EXERCISE DIRECTIONS — Examine the records and identify each line that includes the string "station". Copy those lines.
----- EXTRACTED ENTRIES -----
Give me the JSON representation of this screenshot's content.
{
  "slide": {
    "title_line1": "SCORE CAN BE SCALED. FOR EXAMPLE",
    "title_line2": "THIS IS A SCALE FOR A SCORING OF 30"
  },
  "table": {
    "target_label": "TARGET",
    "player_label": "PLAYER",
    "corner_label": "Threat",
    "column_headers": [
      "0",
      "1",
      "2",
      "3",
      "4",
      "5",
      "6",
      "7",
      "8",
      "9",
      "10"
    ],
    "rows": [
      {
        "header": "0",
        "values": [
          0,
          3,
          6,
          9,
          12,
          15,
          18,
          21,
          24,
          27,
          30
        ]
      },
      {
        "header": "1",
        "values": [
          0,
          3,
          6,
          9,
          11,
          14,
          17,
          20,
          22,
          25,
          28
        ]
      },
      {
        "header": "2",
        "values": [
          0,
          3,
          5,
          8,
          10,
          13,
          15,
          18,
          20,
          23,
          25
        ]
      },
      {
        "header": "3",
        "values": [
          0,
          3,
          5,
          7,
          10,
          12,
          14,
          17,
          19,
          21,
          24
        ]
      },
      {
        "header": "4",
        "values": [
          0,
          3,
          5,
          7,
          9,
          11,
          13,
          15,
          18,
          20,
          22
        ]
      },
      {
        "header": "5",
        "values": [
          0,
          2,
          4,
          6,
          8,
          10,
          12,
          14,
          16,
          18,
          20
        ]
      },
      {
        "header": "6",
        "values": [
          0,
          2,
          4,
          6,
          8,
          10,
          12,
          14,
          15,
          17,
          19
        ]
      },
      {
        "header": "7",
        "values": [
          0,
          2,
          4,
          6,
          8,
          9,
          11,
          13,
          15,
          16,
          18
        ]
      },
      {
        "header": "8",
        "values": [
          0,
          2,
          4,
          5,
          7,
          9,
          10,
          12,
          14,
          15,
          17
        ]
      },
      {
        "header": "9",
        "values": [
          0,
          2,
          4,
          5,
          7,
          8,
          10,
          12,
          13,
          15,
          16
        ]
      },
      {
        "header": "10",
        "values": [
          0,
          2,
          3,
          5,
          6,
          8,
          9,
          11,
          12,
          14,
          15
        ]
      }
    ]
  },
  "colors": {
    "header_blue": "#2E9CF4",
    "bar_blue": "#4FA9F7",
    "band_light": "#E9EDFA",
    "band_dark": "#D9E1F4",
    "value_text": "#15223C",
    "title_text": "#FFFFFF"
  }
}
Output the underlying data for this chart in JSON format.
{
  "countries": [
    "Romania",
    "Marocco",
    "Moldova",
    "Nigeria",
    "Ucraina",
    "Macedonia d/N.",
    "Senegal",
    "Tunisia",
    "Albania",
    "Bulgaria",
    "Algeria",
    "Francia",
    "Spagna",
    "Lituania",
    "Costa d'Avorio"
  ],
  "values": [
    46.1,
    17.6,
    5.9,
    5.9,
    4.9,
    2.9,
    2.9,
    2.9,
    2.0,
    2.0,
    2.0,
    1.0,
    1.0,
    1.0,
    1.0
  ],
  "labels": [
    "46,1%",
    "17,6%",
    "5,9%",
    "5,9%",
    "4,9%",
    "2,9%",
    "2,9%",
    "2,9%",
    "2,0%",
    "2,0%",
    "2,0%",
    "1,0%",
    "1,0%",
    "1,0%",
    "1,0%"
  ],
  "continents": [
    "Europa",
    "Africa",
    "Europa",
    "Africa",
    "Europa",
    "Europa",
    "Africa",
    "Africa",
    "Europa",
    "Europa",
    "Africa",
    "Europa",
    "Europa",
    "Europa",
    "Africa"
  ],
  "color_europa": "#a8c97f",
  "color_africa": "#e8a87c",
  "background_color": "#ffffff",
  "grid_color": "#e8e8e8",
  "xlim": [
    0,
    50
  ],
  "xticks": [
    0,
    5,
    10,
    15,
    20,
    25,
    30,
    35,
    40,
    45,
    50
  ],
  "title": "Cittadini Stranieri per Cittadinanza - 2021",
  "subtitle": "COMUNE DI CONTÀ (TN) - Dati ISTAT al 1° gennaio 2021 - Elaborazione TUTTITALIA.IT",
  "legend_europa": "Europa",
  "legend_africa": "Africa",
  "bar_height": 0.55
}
-----
----- EXTRACTED ENTRIES -----
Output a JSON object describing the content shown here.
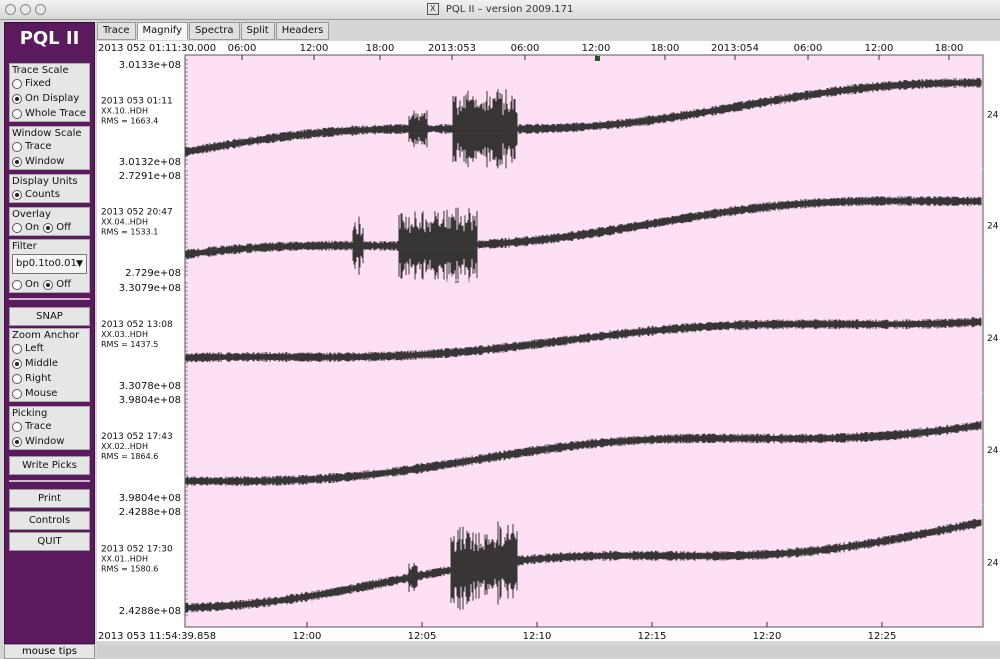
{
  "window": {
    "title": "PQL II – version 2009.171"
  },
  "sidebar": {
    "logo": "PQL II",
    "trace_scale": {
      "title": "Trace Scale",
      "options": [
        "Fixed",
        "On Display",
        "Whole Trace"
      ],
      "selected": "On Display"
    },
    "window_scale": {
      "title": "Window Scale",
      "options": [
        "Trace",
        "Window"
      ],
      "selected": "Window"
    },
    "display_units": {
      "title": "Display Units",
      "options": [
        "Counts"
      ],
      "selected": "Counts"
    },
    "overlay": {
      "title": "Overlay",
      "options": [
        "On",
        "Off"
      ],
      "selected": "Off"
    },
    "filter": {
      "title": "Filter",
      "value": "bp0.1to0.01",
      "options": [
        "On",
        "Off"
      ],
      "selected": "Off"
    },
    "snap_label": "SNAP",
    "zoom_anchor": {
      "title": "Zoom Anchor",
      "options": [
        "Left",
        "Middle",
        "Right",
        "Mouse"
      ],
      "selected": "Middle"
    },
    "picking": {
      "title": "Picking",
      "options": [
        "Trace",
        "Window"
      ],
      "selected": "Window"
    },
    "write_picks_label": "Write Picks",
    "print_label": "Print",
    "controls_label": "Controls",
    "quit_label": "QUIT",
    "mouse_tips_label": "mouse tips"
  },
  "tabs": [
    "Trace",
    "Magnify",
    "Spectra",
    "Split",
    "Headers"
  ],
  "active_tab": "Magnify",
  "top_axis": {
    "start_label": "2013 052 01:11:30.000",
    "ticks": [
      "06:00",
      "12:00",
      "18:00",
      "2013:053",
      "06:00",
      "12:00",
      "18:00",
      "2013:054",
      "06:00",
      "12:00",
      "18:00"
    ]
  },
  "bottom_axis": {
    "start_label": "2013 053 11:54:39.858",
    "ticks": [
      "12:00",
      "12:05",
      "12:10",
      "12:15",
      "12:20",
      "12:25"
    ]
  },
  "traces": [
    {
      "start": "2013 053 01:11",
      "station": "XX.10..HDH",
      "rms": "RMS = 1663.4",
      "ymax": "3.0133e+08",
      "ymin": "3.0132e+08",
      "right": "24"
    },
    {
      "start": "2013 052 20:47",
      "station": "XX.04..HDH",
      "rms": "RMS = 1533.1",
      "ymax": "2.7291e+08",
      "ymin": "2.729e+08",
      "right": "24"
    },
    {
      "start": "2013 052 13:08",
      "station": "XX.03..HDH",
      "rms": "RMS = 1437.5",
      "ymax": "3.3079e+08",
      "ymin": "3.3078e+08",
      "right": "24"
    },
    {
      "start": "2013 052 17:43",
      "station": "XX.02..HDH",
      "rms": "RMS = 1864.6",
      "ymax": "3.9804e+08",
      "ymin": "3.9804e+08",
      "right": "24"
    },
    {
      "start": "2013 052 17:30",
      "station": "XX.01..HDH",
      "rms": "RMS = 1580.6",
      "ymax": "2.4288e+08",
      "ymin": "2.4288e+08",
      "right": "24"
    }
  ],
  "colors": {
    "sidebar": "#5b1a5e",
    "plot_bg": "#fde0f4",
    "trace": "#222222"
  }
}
-----
----- EXTRACTED ENTRIES -----
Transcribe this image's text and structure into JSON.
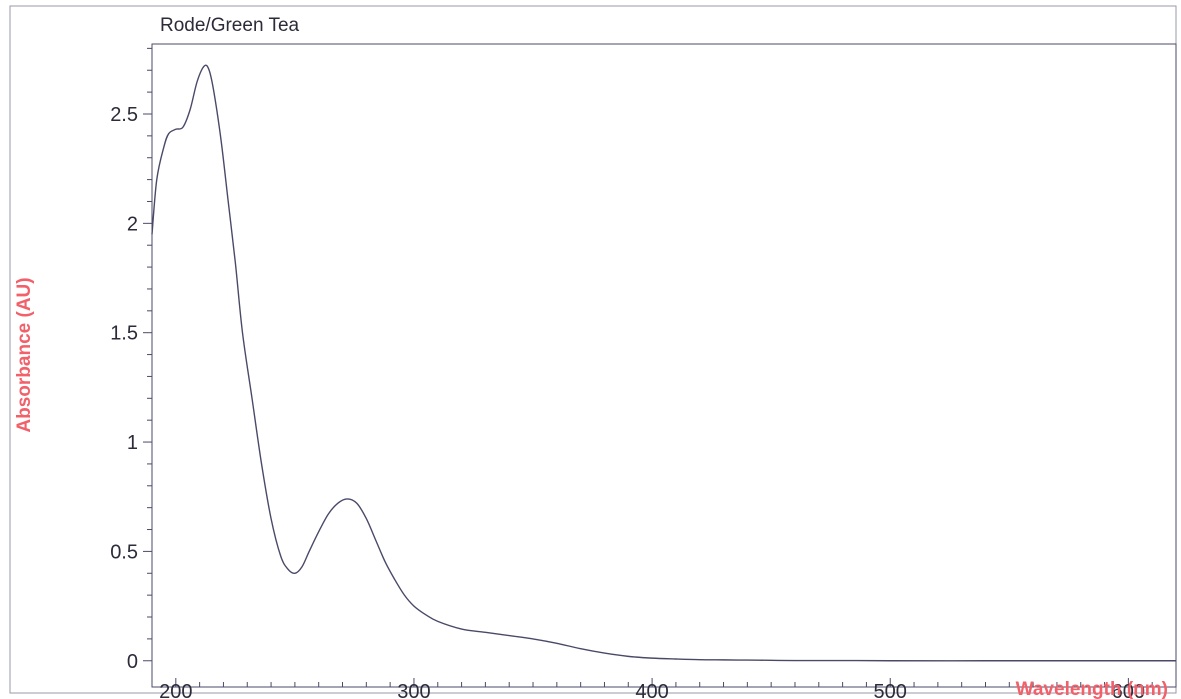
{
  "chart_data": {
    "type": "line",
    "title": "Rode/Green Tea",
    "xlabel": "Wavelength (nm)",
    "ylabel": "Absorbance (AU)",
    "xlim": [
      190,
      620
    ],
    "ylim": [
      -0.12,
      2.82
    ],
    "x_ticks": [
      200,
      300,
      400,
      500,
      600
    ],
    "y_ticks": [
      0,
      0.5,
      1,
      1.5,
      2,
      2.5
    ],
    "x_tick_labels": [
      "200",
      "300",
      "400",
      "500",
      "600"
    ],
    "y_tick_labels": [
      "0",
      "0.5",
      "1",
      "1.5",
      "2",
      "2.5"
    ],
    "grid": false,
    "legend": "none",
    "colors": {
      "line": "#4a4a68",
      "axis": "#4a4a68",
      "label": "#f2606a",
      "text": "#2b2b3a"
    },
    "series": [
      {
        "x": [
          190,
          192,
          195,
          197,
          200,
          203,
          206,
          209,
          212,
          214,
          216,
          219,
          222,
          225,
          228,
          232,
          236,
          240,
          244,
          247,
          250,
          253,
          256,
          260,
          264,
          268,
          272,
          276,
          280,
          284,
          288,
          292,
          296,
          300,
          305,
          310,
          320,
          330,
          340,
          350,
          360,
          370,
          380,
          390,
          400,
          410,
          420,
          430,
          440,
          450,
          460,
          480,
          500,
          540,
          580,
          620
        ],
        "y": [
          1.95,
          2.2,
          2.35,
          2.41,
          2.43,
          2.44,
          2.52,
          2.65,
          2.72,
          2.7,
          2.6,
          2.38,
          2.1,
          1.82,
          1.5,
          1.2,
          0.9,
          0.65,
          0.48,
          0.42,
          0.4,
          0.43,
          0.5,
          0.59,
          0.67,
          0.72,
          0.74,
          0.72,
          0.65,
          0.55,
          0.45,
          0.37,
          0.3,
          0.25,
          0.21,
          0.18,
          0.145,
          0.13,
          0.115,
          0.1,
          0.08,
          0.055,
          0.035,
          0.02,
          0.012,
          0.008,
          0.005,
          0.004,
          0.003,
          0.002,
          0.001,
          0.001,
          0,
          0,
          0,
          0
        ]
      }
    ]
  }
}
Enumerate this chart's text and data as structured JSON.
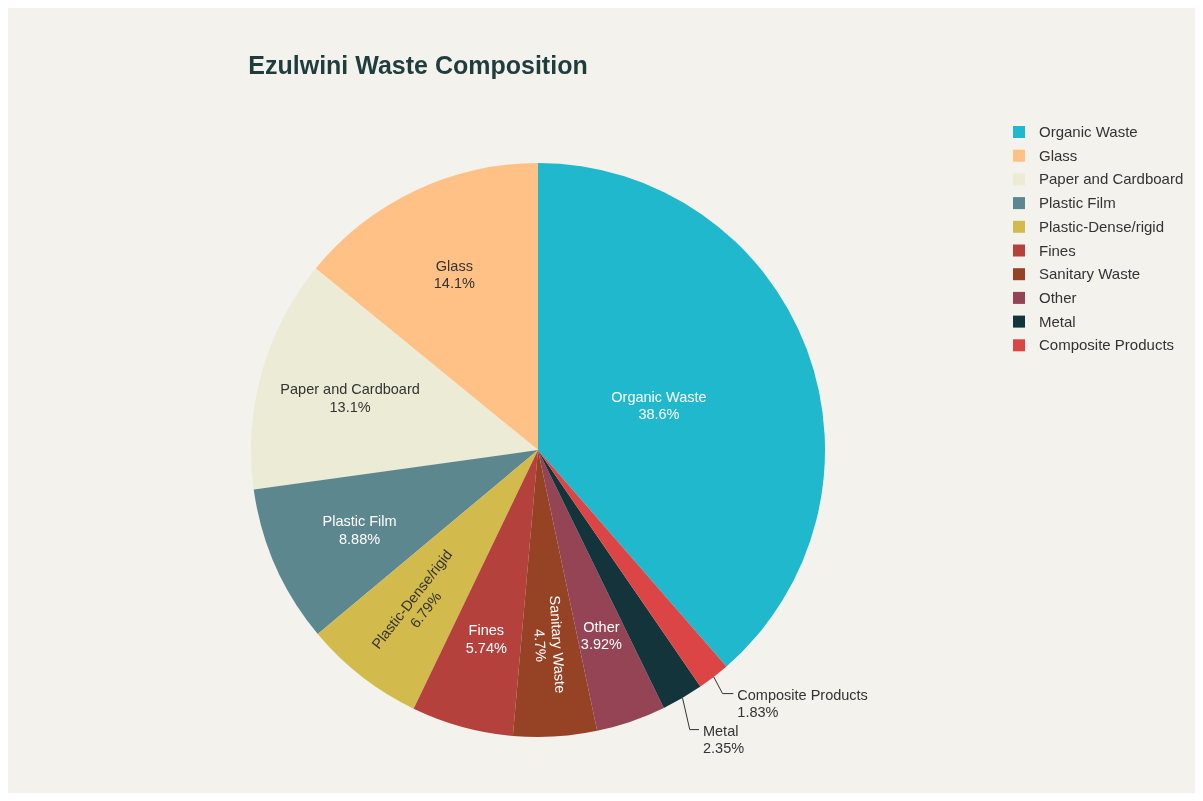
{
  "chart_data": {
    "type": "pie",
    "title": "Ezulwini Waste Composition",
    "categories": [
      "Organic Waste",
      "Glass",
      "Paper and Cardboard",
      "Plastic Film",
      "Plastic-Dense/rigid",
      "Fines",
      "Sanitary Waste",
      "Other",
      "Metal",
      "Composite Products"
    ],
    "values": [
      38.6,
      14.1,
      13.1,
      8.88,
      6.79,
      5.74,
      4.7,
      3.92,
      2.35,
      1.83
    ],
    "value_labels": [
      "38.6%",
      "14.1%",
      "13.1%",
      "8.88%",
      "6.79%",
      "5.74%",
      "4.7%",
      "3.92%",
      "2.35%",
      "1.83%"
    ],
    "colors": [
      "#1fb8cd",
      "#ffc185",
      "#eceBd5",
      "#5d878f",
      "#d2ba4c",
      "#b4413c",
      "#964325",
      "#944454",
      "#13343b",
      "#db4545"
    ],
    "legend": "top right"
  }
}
-----
THE RESULT —
      "station": "XX.10..HDH",
      "station": "XX.04..HDH",
      "station": "XX.03..HDH",
      "station": "XX.02..HDH",
      "station": "XX.01..HDH",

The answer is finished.